# The request:
Restate all the material verbatim, except for the pictures.

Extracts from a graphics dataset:
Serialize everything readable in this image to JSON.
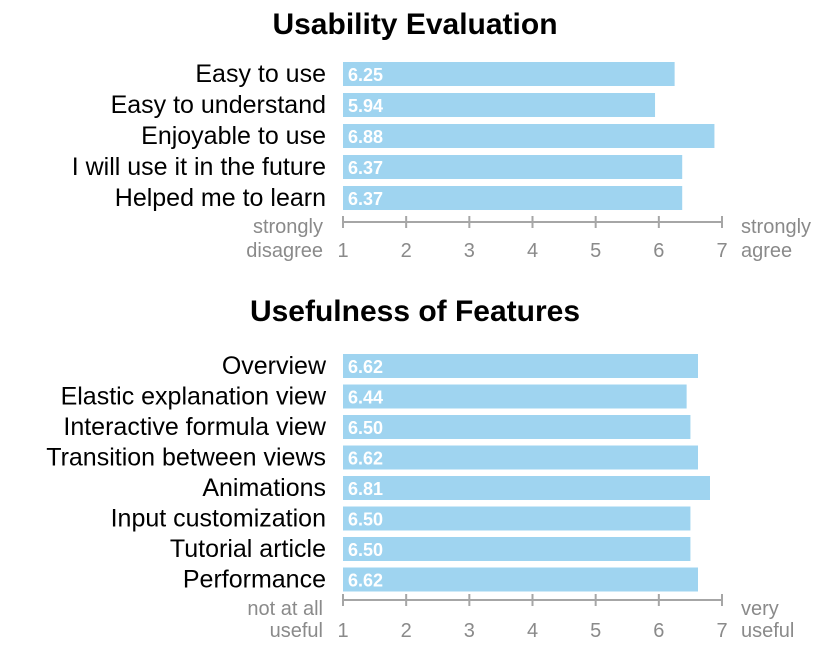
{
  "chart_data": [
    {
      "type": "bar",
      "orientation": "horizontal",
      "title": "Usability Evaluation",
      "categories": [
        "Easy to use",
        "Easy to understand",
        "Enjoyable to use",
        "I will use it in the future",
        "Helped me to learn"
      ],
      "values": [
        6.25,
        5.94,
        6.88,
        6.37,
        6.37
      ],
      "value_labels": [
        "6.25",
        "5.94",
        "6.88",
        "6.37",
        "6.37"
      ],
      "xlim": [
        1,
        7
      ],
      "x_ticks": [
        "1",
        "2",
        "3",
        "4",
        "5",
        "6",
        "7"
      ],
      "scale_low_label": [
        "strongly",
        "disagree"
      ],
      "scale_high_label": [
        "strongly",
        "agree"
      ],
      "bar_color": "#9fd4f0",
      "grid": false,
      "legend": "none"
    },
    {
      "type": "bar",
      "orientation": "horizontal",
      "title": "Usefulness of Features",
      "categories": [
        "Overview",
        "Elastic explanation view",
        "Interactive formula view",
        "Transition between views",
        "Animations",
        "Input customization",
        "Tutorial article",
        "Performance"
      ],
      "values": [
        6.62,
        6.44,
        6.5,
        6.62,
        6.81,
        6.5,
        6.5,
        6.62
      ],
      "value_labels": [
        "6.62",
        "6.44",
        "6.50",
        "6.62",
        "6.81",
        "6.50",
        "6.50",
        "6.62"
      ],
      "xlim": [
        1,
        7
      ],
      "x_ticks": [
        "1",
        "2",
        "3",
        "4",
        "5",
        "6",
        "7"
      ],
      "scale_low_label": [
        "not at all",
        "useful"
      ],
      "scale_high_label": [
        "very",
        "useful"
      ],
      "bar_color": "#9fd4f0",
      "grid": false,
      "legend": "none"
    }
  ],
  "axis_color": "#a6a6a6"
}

# Result:
Serialize everything readable in this image to JSON.
{
  "chart_data": [
    {
      "type": "bar",
      "orientation": "horizontal",
      "title": "Usability Evaluation",
      "categories": [
        "Easy to use",
        "Easy to understand",
        "Enjoyable to use",
        "I will use it in the future",
        "Helped me to learn"
      ],
      "values": [
        6.25,
        5.94,
        6.88,
        6.37,
        6.37
      ],
      "value_labels": [
        "6.25",
        "5.94",
        "6.88",
        "6.37",
        "6.37"
      ],
      "xlim": [
        1,
        7
      ],
      "x_ticks": [
        "1",
        "2",
        "3",
        "4",
        "5",
        "6",
        "7"
      ],
      "scale_low_label": [
        "strongly",
        "disagree"
      ],
      "scale_high_label": [
        "strongly",
        "agree"
      ],
      "bar_color": "#9fd4f0",
      "grid": false,
      "legend": "none"
    },
    {
      "type": "bar",
      "orientation": "horizontal",
      "title": "Usefulness of Features",
      "categories": [
        "Overview",
        "Elastic explanation view",
        "Interactive formula view",
        "Transition between views",
        "Animations",
        "Input customization",
        "Tutorial article",
        "Performance"
      ],
      "values": [
        6.62,
        6.44,
        6.5,
        6.62,
        6.81,
        6.5,
        6.5,
        6.62
      ],
      "value_labels": [
        "6.62",
        "6.44",
        "6.50",
        "6.62",
        "6.81",
        "6.50",
        "6.50",
        "6.62"
      ],
      "xlim": [
        1,
        7
      ],
      "x_ticks": [
        "1",
        "2",
        "3",
        "4",
        "5",
        "6",
        "7"
      ],
      "scale_low_label": [
        "not at all",
        "useful"
      ],
      "scale_high_label": [
        "very",
        "useful"
      ],
      "bar_color": "#9fd4f0",
      "grid": false,
      "legend": "none"
    }
  ],
  "axis_color": "#a6a6a6"
}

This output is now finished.